--- Source material ---
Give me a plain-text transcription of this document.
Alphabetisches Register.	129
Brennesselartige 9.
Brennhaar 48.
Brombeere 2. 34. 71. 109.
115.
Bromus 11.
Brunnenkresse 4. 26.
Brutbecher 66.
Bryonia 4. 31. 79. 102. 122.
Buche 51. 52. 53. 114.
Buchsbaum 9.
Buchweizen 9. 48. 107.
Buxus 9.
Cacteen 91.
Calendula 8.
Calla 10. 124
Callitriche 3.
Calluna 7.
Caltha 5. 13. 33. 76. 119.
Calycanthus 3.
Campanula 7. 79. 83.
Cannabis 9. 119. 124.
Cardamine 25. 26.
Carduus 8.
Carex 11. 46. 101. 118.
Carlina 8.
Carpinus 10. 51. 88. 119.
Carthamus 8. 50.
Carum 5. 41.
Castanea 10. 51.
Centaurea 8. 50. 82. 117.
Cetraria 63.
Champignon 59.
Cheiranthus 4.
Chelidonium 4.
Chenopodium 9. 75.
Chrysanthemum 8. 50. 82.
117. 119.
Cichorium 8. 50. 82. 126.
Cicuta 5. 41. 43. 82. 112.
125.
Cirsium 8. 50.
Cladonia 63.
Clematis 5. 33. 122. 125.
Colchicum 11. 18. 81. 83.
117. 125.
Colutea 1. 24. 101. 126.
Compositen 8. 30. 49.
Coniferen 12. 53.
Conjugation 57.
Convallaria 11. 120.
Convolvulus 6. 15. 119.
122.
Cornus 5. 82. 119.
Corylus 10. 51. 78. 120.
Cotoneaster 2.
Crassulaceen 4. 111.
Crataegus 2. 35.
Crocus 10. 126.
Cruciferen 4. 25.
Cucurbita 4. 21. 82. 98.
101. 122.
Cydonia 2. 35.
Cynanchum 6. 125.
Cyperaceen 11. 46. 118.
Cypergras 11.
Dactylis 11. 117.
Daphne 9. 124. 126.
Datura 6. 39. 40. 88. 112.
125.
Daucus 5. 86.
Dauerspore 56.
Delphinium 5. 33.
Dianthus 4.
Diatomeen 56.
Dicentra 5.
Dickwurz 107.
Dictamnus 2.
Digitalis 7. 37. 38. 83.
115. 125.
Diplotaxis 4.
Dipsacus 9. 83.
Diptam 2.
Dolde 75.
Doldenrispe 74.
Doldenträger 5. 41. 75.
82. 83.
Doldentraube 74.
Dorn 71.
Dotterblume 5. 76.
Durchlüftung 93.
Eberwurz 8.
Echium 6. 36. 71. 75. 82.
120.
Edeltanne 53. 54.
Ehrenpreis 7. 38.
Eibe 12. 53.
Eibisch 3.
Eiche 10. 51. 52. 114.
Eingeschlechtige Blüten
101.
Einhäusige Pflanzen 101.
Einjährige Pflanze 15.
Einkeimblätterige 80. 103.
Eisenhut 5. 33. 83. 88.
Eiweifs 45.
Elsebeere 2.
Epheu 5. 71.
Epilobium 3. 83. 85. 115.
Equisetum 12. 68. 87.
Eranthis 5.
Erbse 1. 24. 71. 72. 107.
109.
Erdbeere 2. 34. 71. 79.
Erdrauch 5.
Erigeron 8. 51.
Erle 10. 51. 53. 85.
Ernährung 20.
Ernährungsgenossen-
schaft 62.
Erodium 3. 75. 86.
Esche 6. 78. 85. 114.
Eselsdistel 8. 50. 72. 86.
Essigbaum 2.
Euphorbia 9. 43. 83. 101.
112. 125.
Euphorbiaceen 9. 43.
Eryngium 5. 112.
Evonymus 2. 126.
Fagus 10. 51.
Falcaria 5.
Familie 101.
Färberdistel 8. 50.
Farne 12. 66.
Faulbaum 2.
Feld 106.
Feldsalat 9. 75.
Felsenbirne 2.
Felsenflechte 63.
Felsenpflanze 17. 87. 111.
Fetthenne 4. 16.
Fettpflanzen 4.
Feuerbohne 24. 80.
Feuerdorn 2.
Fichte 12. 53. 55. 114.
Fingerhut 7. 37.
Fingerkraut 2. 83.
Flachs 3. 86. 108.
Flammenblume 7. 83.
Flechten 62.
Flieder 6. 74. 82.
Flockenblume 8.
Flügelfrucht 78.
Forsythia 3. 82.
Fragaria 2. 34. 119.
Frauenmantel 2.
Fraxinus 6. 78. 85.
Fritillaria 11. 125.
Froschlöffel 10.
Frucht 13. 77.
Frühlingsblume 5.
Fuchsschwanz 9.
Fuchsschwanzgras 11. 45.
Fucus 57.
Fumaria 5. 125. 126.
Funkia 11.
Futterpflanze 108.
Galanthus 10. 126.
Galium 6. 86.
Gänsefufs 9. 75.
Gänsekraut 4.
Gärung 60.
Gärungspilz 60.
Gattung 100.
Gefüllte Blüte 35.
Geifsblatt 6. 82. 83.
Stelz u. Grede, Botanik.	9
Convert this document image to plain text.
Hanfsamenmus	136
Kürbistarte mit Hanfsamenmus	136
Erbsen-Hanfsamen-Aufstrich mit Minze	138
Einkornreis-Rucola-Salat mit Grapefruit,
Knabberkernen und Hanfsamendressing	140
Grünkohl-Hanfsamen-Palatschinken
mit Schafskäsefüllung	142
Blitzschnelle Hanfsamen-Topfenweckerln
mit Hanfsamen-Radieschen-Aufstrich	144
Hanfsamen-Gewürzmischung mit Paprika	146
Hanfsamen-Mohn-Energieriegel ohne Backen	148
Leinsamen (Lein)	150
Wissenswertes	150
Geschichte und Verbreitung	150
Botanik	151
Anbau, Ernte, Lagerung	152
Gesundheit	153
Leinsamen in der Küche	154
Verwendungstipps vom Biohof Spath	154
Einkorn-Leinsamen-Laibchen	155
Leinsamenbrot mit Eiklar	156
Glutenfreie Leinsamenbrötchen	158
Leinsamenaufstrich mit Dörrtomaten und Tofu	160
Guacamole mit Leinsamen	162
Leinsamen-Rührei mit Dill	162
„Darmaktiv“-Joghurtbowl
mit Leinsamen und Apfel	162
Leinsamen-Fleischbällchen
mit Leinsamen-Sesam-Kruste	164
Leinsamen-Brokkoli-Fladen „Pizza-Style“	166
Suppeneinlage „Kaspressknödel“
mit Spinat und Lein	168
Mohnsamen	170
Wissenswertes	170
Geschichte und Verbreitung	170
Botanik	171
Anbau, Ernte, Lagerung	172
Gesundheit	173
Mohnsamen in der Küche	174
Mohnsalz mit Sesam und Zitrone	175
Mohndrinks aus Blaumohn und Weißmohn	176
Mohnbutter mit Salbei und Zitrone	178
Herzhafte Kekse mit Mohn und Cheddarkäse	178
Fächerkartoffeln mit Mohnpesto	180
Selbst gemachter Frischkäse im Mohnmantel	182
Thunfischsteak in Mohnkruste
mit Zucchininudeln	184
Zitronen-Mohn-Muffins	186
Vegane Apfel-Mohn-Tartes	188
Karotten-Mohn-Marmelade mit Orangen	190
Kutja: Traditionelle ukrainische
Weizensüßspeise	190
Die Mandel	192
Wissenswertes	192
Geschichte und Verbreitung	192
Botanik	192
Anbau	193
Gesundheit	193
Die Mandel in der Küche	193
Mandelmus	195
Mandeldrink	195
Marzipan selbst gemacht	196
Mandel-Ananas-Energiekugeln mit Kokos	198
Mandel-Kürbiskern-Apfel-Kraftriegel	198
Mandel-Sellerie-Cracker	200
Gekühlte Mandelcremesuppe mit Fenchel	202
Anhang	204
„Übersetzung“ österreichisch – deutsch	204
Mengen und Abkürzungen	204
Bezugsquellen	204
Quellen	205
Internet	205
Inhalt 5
---
**Objective**
Make an exact copy of every entry.

**Correct result**
Give me a plain-text transcription of this document.
Alphabetisches Register.	129
Brennesselartige 9.
Brennhaar 48.
Brombeere 2. 34. 71. 109.
115.
Bromus 11.
Brunnenkresse 4. 26.
Brutbecher 66.
Bryonia 4. 31. 79. 102. 122.
Buche 51. 52. 53. 114.
Buchsbaum 9.
Buchweizen 9. 48. 107.
Buxus 9.
Cacteen 91.
Calendula 8.
Calla 10. 124
Callitriche 3.
Calluna 7.
Caltha 5. 13. 33. 76. 119.
Calycanthus 3.
Campanula 7. 79. 83.
Cannabis 9. 119. 124.
Cardamine 25. 26.
Carduus 8.
Carex 11. 46. 101. 118.
Carlina 8.
Carpinus 10. 51. 88. 119.
Carthamus 8. 50.
Carum 5. 41.
Castanea 10. 51.
Centaurea 8. 50. 82. 117.
Cetraria 63.
Champignon 59.
Cheiranthus 4.
Chelidonium 4.
Chenopodium 9. 75.
Chrysanthemum 8. 50. 82.
117. 119.
Cichorium 8. 50. 82. 126.
Cicuta 5. 41. 43. 82. 112.
125.
Cirsium 8. 50.
Cladonia 63.
Clematis 5. 33. 122. 125.
Colchicum 11. 18. 81. 83.
117. 125.
Colutea 1. 24. 101. 126.
Compositen 8. 30. 49.
Coniferen 12. 53.
Conjugation 57.
Convallaria 11. 120.
Convolvulus 6. 15. 119.
122.
Cornus 5. 82. 119.
Corylus 10. 51. 78. 120.
Cotoneaster 2.
Crassulaceen 4. 111.
Crataegus 2. 35.
Crocus 10. 126.
Cruciferen 4. 25.
Cucurbita 4. 21. 82. 98.
101. 122.
Cydonia 2. 35.
Cynanchum 6. 125.
Cyperaceen 11. 46. 118.
Cypergras 11.
Dactylis 11. 117.
Daphne 9. 124. 126.
Datura 6. 39. 40. 88. 112.
125.
Daucus 5. 86.
Dauerspore 56.
Delphinium 5. 33.
Dianthus 4.
Diatomeen 56.
Dicentra 5.
Dickwurz 107.
Dictamnus 2.
Digitalis 7. 37. 38. 83.
115. 125.
Diplotaxis 4.
Dipsacus 9. 83.
Diptam 2.
Dolde 75.
Doldenrispe 74.
Doldenträger 5. 41. 75.
82. 83.
Doldentraube 74.
Dorn 71.
Dotterblume 5. 76.
Durchlüftung 93.
Eberwurz 8.
Echium 6. 36. 71. 75. 82.
120.
Edeltanne 53. 54.
Ehrenpreis 7. 38.
Eibe 12. 53.
Eibisch 3.
Eiche 10. 51. 52. 114.
Eingeschlechtige Blüten
101.
Einhäusige Pflanzen 101.
Einjährige Pflanze 15.
Einkeimblätterige 80. 103.
Eisenhut 5. 33. 83. 88.
Eiweifs 45.
Elsebeere 2.
Epheu 5. 71.
Epilobium 3. 83. 85. 115.
Equisetum 12. 68. 87.
Eranthis 5.
Erbse 1. 24. 71. 72. 107.
109.
Erdbeere 2. 34. 71. 79.
Erdrauch 5.
Erigeron 8. 51.
Erle 10. 51. 53. 85.
Ernährung 20.
Ernährungsgenossen-
schaft 62.
Erodium 3. 75. 86.
Esche 6. 78. 85. 114.
Eselsdistel 8. 50. 72. 86.
Essigbaum 2.
Euphorbia 9. 43. 83. 101.
112. 125.
Euphorbiaceen 9. 43.
Eryngium 5. 112.
Evonymus 2. 126.
Fagus 10. 51.
Falcaria 5.
Familie 101.
Färberdistel 8. 50.
Farne 12. 66.
Faulbaum 2.
Feld 106.
Feldsalat 9. 75.
Felsenbirne 2.
Felsenflechte 63.
Felsenpflanze 17. 87. 111.
Fetthenne 4. 16.
Fettpflanzen 4.
Feuerbohne 24. 80.
Feuerdorn 2.
Fichte 12. 53. 55. 114.
Fingerhut 7. 37.
Fingerkraut 2. 83.
Flachs 3. 86. 108.
Flammenblume 7. 83.
Flechten 62.
Flieder 6. 74. 82.
Flockenblume 8.
Flügelfrucht 78.
Forsythia 3. 82.
Fragaria 2. 34. 119.
Frauenmantel 2.
Fraxinus 6. 78. 85.
Fritillaria 11. 125.
Froschlöffel 10.
Frucht 13. 77.
Frühlingsblume 5.
Fuchsschwanz 9.
Fuchsschwanzgras 11. 45.
Fucus 57.
Fumaria 5. 125. 126.
Funkia 11.
Futterpflanze 108.
Galanthus 10. 126.
Galium 6. 86.
Gänsefufs 9. 75.
Gänsekraut 4.
Gärung 60.
Gärungspilz 60.
Gattung 100.
Gefüllte Blüte 35.
Geifsblatt 6. 82. 83.
Stelz u. Grede, Botanik.	9
Convert this document image to plain text.
Hanfsamenmus	136
Kürbistarte mit Hanfsamenmus	136
Erbsen-Hanfsamen-Aufstrich mit Minze	138
Einkornreis-Rucola-Salat mit Grapefruit,
Knabberkernen und Hanfsamendressing	140
Grünkohl-Hanfsamen-Palatschinken
mit Schafskäsefüllung	142
Blitzschnelle Hanfsamen-Topfenweckerln
mit Hanfsamen-Radieschen-Aufstrich	144
Hanfsamen-Gewürzmischung mit Paprika	146
Hanfsamen-Mohn-Energieriegel ohne Backen	148
Leinsamen (Lein)	150
Wissenswertes	150
Geschichte und Verbreitung	150
Botanik	151
Anbau, Ernte, Lagerung	152
Gesundheit	153
Leinsamen in der Küche	154
Verwendungstipps vom Biohof Spath	154
Einkorn-Leinsamen-Laibchen	155
Leinsamenbrot mit Eiklar	156
Glutenfreie Leinsamenbrötchen	158
Leinsamenaufstrich mit Dörrtomaten und Tofu	160
Guacamole mit Leinsamen	162
Leinsamen-Rührei mit Dill	162
„Darmaktiv“-Joghurtbowl
mit Leinsamen und Apfel	162
Leinsamen-Fleischbällchen
mit Leinsamen-Sesam-Kruste	164
Leinsamen-Brokkoli-Fladen „Pizza-Style“	166
Suppeneinlage „Kaspressknödel“
mit Spinat und Lein	168
Mohnsamen	170
Wissenswertes	170
Geschichte und Verbreitung	170
Botanik	171
Anbau, Ernte, Lagerung	172
Gesundheit	173
Mohnsamen in der Küche	174
Mohnsalz mit Sesam und Zitrone	175
Mohndrinks aus Blaumohn und Weißmohn	176
Mohnbutter mit Salbei und Zitrone	178
Herzhafte Kekse mit Mohn und Cheddarkäse	178
Fächerkartoffeln mit Mohnpesto	180
Selbst gemachter Frischkäse im Mohnmantel	182
Thunfischsteak in Mohnkruste
mit Zucchininudeln	184
Zitronen-Mohn-Muffins	186
Vegane Apfel-Mohn-Tartes	188
Karotten-Mohn-Marmelade mit Orangen	190
Kutja: Traditionelle ukrainische
Weizensüßspeise	190
Die Mandel	192
Wissenswertes	192
Geschichte und Verbreitung	192
Botanik	192
Anbau	193
Gesundheit	193
Die Mandel in der Küche	193
Mandelmus	195
Mandeldrink	195
Marzipan selbst gemacht	196
Mandel-Ananas-Energiekugeln mit Kokos	198
Mandel-Kürbiskern-Apfel-Kraftriegel	198
Mandel-Sellerie-Cracker	200
Gekühlte Mandelcremesuppe mit Fenchel	202
Anhang	204
„Übersetzung“ österreichisch – deutsch	204
Mengen und Abkürzungen	204
Bezugsquellen	204
Quellen	205
Internet	205
Inhalt 5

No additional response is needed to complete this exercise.